- Stated problem -
Each line of the data that includes the string "Filling" is to be copied out.

- Entries provided -

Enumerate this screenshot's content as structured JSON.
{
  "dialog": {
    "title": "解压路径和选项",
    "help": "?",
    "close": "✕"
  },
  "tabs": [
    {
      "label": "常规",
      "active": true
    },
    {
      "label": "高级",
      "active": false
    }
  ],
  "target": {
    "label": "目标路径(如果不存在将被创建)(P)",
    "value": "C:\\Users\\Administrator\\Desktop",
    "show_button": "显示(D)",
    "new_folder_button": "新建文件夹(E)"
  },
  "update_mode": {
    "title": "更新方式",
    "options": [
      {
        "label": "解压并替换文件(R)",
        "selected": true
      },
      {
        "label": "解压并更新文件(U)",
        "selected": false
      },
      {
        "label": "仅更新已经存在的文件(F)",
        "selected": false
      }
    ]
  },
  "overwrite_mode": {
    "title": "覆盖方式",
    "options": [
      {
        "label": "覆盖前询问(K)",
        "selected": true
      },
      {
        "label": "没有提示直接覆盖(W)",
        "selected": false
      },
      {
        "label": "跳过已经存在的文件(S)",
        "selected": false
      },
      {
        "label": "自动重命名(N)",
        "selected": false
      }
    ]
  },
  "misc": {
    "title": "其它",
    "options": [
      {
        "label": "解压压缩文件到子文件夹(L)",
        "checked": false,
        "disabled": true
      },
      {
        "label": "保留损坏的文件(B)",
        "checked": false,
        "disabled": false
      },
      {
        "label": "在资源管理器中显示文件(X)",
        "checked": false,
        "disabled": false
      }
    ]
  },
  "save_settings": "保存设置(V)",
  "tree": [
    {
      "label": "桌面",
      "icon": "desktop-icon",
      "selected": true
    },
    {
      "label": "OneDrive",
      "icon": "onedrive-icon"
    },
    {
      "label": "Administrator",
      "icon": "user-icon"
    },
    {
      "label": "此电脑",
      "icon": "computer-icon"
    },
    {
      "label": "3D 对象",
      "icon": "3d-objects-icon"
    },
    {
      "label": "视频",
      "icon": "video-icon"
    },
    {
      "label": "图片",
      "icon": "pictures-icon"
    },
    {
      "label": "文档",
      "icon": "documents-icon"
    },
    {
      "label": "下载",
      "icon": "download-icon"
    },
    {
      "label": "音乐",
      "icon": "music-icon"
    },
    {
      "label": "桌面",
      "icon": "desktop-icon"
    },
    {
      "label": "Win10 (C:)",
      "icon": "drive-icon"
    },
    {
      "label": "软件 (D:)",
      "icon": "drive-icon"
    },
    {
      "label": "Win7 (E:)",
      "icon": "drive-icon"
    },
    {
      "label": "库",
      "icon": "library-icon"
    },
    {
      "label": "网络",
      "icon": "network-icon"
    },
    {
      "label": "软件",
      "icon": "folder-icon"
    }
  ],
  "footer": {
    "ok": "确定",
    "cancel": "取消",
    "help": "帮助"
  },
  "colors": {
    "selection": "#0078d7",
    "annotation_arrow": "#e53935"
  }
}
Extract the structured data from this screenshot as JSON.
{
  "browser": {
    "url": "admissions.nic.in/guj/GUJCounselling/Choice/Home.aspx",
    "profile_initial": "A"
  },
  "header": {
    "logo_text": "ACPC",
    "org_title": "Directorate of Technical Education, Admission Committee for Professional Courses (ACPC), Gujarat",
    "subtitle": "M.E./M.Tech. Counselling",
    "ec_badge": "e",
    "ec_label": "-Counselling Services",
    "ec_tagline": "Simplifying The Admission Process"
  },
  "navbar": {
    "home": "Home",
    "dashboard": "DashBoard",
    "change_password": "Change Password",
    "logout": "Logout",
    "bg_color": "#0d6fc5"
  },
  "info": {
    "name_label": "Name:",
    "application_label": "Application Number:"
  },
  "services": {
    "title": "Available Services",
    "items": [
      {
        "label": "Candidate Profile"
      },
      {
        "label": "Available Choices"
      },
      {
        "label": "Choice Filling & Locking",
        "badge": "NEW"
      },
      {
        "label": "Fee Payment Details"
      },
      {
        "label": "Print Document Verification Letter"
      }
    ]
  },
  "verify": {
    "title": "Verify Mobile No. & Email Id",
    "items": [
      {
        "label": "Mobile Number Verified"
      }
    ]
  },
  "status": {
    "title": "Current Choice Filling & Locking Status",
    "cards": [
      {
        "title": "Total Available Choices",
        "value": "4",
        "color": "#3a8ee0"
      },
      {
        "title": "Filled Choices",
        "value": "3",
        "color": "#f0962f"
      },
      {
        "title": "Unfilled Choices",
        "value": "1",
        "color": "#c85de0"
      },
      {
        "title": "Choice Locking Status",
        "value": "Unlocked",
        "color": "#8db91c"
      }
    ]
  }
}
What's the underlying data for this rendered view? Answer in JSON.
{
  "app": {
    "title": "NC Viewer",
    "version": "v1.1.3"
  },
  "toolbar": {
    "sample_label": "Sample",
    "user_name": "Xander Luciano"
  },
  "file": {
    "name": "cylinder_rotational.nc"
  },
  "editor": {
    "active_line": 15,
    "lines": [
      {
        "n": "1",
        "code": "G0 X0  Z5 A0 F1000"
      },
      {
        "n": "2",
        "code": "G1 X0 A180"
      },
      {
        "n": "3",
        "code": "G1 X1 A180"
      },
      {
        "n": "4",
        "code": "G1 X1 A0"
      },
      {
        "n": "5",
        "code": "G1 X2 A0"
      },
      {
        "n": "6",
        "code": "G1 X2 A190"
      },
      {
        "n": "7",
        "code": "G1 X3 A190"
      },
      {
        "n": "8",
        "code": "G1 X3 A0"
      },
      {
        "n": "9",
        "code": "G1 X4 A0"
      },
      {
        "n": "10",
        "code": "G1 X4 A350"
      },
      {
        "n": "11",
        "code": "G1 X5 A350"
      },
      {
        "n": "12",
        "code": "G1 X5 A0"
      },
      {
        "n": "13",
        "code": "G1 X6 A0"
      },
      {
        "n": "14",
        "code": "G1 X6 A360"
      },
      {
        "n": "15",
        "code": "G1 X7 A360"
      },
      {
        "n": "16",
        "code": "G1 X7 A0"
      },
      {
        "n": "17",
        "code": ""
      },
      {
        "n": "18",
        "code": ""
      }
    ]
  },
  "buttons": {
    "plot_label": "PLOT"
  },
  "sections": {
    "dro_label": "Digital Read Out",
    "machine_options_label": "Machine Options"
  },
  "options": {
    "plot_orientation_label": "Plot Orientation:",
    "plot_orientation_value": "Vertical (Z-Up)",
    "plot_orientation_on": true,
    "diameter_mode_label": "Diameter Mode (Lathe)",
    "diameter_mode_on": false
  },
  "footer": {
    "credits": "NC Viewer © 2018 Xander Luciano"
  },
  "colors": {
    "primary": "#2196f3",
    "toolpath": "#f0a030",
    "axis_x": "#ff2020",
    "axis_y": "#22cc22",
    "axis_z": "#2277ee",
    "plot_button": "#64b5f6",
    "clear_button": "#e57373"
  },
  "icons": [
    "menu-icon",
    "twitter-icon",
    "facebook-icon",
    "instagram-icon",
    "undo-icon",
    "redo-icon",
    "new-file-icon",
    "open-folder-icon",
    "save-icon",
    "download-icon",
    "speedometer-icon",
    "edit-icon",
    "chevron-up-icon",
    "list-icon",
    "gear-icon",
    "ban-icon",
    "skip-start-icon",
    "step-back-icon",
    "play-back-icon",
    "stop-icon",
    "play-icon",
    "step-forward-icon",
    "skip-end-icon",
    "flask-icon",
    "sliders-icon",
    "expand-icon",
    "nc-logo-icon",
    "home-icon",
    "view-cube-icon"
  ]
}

- Full response -
        "label": "Choice Filling & Locking",
    "title": "Current Choice Filling & Locking Status",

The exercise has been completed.